___ DATASET ENTRIES

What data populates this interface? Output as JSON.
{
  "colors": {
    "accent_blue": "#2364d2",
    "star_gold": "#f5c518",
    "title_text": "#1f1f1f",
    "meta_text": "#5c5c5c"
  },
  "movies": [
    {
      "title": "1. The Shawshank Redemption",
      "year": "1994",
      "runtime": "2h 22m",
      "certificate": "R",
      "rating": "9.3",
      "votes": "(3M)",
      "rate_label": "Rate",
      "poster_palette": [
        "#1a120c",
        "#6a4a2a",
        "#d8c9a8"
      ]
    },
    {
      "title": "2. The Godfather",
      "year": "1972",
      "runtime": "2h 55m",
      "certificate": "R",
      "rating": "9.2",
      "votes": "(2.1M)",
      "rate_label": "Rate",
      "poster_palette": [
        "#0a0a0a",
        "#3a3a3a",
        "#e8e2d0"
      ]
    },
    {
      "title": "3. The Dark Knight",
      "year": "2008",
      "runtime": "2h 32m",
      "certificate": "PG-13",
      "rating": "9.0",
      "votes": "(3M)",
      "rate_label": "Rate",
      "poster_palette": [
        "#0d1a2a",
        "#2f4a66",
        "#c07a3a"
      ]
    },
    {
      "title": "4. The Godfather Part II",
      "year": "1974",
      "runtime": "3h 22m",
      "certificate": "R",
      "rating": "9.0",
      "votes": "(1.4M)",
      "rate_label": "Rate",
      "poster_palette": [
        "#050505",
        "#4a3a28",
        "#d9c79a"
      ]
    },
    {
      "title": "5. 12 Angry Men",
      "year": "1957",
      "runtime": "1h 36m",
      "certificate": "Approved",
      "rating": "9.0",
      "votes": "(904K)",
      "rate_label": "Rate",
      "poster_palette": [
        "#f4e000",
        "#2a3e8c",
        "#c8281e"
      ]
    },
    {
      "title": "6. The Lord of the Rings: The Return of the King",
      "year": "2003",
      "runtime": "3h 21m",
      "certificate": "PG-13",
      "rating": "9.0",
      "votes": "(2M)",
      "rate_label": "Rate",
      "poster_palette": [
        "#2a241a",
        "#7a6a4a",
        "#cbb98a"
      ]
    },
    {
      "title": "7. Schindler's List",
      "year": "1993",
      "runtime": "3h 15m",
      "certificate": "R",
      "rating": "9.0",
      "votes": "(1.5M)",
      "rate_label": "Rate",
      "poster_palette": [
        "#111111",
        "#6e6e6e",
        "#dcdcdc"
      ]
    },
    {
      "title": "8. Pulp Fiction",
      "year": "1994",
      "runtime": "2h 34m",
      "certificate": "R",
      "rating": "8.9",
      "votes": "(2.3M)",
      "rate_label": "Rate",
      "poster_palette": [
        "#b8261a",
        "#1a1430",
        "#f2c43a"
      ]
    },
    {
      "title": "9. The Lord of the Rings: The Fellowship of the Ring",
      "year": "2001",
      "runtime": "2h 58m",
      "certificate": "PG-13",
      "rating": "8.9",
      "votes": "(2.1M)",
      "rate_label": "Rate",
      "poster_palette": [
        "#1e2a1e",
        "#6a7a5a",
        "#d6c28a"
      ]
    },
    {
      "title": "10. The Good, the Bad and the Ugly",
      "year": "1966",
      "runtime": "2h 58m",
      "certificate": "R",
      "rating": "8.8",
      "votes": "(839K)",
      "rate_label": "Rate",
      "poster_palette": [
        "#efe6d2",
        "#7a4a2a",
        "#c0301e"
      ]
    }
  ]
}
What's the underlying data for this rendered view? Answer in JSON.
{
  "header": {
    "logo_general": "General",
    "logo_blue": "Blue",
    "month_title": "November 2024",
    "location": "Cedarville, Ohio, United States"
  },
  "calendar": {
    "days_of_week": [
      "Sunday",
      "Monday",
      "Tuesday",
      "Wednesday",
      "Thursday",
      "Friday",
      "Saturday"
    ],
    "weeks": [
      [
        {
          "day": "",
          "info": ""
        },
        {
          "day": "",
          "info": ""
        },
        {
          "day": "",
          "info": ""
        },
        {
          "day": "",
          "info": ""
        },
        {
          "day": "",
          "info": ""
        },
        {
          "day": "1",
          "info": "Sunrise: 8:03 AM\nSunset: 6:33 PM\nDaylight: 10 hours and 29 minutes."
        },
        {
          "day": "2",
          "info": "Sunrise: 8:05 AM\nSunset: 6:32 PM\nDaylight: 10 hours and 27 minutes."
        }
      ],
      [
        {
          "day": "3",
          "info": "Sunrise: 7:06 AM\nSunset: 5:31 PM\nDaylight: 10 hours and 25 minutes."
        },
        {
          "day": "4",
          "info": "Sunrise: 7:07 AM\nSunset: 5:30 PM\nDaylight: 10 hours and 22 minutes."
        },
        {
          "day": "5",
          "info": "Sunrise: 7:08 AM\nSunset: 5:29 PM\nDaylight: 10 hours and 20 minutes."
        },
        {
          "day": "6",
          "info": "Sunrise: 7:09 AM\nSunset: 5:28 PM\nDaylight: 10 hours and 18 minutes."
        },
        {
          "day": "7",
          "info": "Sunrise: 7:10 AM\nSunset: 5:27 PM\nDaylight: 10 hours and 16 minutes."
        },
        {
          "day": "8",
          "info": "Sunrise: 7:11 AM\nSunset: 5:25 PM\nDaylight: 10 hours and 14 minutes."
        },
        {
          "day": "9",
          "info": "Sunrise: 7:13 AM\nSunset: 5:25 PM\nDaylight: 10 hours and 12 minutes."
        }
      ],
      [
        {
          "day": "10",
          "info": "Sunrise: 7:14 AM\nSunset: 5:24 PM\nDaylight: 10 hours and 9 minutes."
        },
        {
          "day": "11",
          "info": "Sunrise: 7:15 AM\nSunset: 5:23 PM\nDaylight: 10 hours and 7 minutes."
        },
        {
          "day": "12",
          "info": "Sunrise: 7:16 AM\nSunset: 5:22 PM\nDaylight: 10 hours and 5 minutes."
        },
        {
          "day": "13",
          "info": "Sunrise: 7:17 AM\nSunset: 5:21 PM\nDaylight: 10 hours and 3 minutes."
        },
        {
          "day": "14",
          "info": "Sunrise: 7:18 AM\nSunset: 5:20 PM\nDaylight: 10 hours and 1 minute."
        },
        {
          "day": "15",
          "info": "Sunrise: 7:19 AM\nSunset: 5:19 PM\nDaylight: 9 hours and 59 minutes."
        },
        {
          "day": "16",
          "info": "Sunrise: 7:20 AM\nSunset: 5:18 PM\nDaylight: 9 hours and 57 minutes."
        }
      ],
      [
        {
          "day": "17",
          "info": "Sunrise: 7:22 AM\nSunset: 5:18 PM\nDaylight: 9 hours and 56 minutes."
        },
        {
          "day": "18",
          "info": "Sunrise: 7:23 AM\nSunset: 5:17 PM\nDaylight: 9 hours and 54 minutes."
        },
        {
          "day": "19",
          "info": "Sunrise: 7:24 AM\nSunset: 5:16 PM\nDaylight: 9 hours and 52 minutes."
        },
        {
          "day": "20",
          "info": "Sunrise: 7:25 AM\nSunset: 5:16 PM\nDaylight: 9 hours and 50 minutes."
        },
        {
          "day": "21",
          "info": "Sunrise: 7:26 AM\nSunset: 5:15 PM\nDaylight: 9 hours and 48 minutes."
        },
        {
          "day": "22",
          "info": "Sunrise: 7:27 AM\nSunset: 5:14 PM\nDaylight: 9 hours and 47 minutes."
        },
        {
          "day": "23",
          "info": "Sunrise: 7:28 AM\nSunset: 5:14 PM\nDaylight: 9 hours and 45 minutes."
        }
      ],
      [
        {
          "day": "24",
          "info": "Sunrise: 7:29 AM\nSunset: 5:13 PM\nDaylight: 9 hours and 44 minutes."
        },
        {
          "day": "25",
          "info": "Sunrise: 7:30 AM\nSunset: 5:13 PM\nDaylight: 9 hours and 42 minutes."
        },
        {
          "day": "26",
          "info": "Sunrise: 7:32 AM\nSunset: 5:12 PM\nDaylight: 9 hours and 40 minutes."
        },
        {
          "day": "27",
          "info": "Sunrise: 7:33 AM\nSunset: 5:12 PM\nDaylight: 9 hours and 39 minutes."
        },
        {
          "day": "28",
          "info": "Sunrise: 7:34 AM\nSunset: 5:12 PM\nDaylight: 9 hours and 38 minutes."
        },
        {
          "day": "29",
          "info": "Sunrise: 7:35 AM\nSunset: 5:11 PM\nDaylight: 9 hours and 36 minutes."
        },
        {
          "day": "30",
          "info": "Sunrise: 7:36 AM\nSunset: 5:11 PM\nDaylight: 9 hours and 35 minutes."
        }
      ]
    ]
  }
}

______

■ **WORK TO DO**
Where does the word "runtime" appear? Return each line that holds it.

■ **EXERCISE RESPONSE**
      "runtime": "2h 22m",
      "runtime": "2h 55m",
      "runtime": "2h 32m",
      "runtime": "3h 22m",
      "runtime": "1h 36m",
      "runtime": "3h 21m",
      "runtime": "3h 15m",
      "runtime": "2h 34m",
      "runtime": "2h 58m",
      "runtime": "2h 58m",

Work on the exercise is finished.